* AIM
Copy out the listing that follows, exact in every word, and skip the images.

=======

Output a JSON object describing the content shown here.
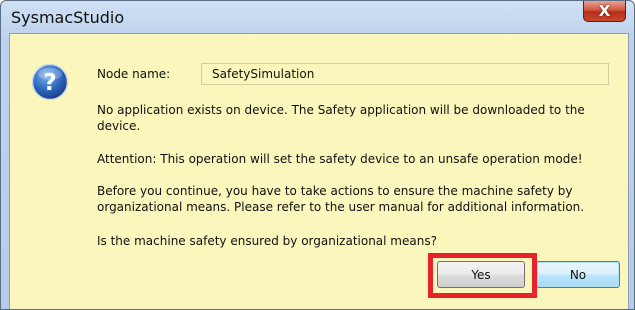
{
  "window": {
    "title": "SysmacStudio",
    "close_glyph": "X"
  },
  "icon": "question-icon",
  "node": {
    "label": "Node name:",
    "value": "SafetySimulation"
  },
  "messages": {
    "info": "No application exists on device. The Safety application will be downloaded to the device.",
    "attention": "Attention: This operation will set the safety device to an unsafe operation mode!",
    "instruction": "Before you continue, you have to take actions to ensure the machine safety by organizational means. Please refer to the user manual for additional information.",
    "question": "Is the machine safety ensured by organizational means?"
  },
  "buttons": {
    "yes": "Yes",
    "no": "No"
  },
  "colors": {
    "dialog_bg": "#fbf6bc",
    "highlight": "#e8232b",
    "close": "#c7492f"
  }
}
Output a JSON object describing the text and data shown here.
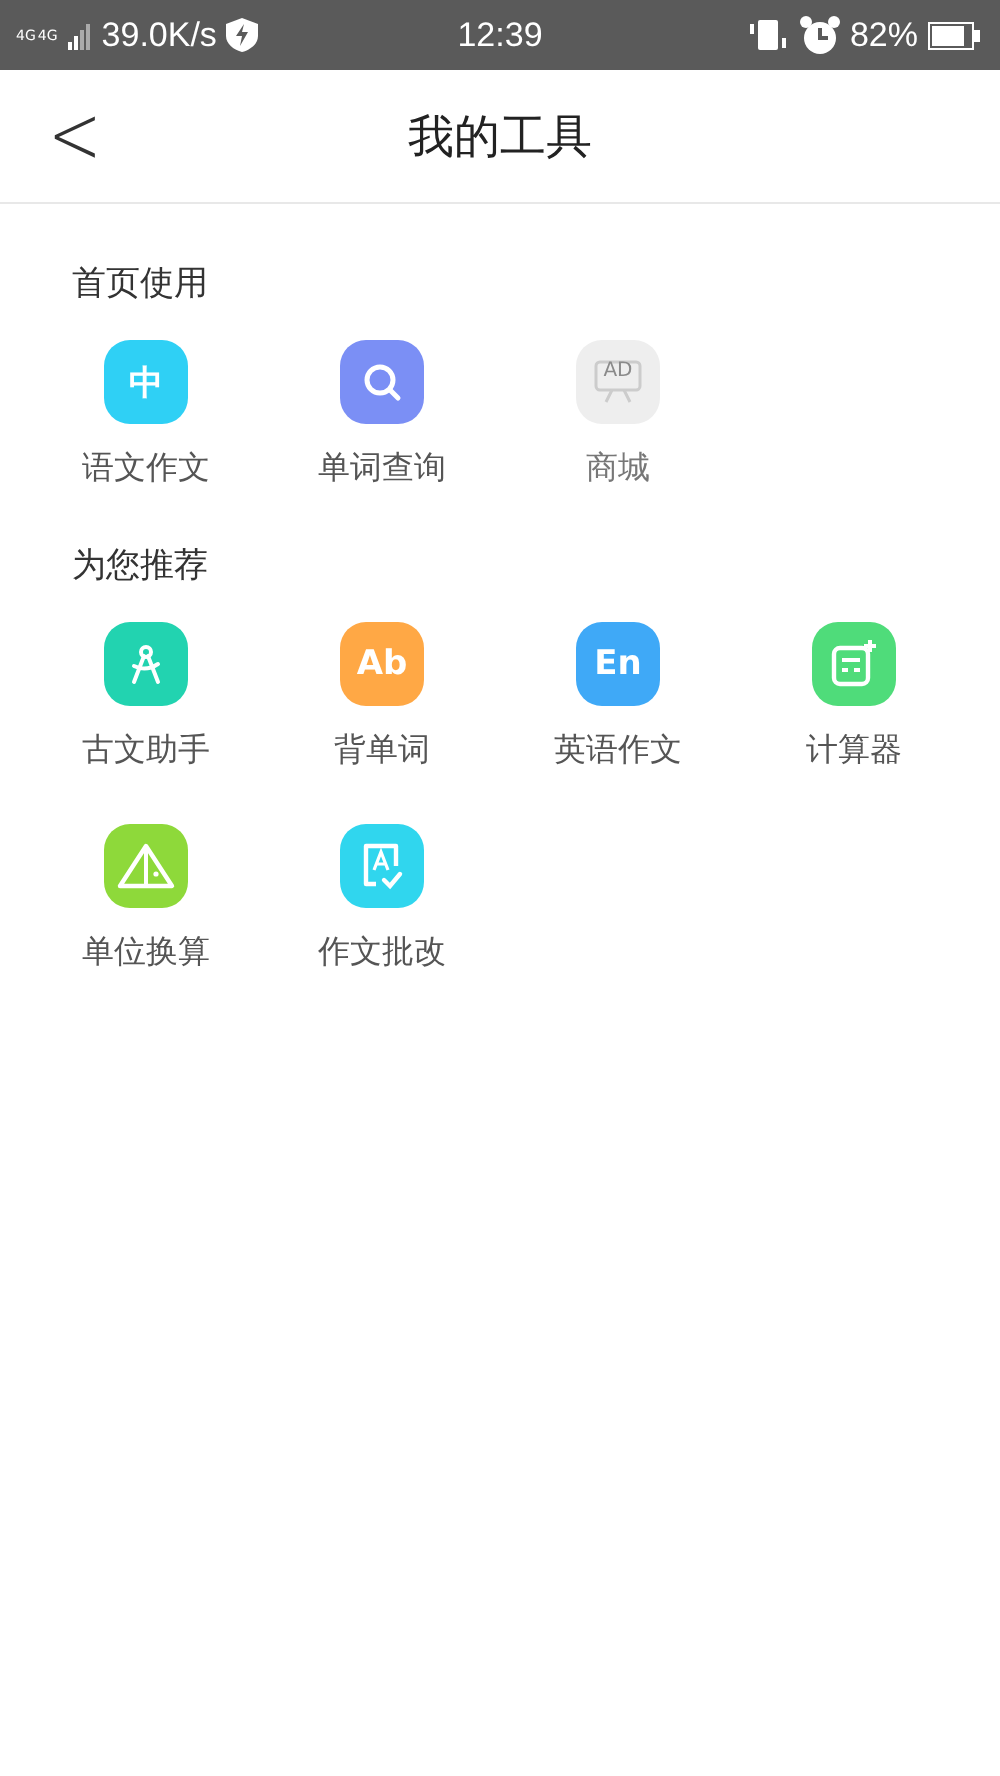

=======

* TASK ANSWER
Output a JSON object describing the content shown here.
{
  "window": {
    "title": "SysmacStudio",
    "close_glyph": "X"
  },
  "icon": "question-icon",
  "node": {
    "label": "Node name:",
    "value": "SafetySimulation"
  },
  "messages": {
    "info": "No application exists on device. The Safety application will be downloaded to the device.",
    "attention": "Attention: This operation will set the safety device to an unsafe operation mode!",
    "instruction": "Before you continue, you have to take actions to ensure the machine safety by organizational means. Please refer to the user manual for additional information.",
    "question": "Is the machine safety ensured by organizational means?"
  },
  "buttons": {
    "yes": "Yes",
    "no": "No"
  },
  "colors": {
    "dialog_bg": "#fbf6bc",
    "highlight": "#e8232b",
    "close": "#c7492f"
  }
}
Output a JSON object describing the text and data shown here.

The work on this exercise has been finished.